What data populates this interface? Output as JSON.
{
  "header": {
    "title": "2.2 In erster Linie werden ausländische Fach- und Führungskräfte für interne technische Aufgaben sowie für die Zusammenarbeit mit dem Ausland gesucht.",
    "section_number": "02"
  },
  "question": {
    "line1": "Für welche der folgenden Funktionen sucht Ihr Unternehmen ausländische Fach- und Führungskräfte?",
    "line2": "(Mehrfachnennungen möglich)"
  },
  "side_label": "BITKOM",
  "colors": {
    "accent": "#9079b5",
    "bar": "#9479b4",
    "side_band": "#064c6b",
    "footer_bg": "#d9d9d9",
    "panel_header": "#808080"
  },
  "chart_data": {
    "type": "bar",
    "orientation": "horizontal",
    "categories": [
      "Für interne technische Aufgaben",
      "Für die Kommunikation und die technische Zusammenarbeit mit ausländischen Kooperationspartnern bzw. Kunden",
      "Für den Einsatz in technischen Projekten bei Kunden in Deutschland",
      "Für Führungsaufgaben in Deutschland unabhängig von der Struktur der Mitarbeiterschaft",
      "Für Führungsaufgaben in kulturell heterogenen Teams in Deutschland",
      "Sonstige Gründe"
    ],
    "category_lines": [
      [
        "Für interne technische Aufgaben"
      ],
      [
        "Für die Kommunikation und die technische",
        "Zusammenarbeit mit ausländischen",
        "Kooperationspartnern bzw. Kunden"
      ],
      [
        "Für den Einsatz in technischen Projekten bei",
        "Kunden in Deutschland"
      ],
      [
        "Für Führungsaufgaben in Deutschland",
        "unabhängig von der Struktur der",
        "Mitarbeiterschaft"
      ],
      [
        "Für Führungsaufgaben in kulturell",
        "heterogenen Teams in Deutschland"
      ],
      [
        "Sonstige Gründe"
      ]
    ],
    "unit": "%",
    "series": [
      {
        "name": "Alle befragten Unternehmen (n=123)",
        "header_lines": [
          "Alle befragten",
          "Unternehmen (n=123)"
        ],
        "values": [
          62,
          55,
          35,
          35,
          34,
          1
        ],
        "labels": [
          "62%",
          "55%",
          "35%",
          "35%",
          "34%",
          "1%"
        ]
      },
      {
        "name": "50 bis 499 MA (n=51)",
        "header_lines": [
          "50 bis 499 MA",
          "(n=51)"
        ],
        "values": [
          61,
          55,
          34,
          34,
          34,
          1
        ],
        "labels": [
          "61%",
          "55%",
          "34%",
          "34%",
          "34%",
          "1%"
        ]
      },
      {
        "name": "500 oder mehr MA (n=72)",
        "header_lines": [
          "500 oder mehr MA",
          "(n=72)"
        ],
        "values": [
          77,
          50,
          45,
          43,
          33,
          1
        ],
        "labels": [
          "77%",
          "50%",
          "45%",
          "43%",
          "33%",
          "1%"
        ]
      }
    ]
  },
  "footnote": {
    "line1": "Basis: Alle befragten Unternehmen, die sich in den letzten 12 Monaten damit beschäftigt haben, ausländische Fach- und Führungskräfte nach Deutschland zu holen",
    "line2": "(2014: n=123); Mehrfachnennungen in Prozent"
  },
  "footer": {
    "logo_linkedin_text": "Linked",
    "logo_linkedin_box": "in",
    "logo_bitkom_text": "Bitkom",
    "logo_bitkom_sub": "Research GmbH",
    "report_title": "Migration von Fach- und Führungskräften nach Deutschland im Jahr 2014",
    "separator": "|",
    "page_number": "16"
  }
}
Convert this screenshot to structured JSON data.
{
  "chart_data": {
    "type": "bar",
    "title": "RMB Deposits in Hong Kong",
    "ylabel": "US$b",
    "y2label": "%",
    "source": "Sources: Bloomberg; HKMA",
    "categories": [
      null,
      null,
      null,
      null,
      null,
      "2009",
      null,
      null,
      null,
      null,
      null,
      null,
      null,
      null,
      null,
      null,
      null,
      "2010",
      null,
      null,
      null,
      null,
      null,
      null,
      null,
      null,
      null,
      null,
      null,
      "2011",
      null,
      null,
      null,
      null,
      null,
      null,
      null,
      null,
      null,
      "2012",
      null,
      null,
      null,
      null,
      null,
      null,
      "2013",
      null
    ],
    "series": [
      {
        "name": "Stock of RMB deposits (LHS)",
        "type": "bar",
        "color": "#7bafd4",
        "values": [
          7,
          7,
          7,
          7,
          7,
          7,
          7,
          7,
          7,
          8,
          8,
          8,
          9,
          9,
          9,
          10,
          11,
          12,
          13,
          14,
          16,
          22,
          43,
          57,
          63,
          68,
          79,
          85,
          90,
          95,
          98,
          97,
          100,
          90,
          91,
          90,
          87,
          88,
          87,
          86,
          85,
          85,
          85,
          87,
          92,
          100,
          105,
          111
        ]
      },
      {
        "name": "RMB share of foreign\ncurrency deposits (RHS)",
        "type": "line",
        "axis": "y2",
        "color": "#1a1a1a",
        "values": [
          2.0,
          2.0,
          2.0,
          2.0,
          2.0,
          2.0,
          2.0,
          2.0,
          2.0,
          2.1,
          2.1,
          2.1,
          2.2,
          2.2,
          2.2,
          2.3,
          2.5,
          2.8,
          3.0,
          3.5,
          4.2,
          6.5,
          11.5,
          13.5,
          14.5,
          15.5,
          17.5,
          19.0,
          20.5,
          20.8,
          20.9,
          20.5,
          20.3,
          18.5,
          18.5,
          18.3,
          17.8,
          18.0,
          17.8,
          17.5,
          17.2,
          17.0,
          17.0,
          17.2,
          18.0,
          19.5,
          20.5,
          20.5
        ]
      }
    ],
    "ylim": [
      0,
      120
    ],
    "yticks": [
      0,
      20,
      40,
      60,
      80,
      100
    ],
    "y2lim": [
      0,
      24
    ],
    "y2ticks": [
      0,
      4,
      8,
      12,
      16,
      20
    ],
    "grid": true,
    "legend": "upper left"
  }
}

====================

◆ **Exercise requirements**
Scan the material above for the word "interne". Copy each line where it occurs.

◆ **Reply to the task**
    "title": "2.2 In erster Linie werden ausländische Fach- und Führungskräfte für interne technische Aufgaben sowie für die Zusammenarbeit mit dem Ausland gesucht.",
      "Für interne technische Aufgaben",
        "Für interne technische Aufgaben"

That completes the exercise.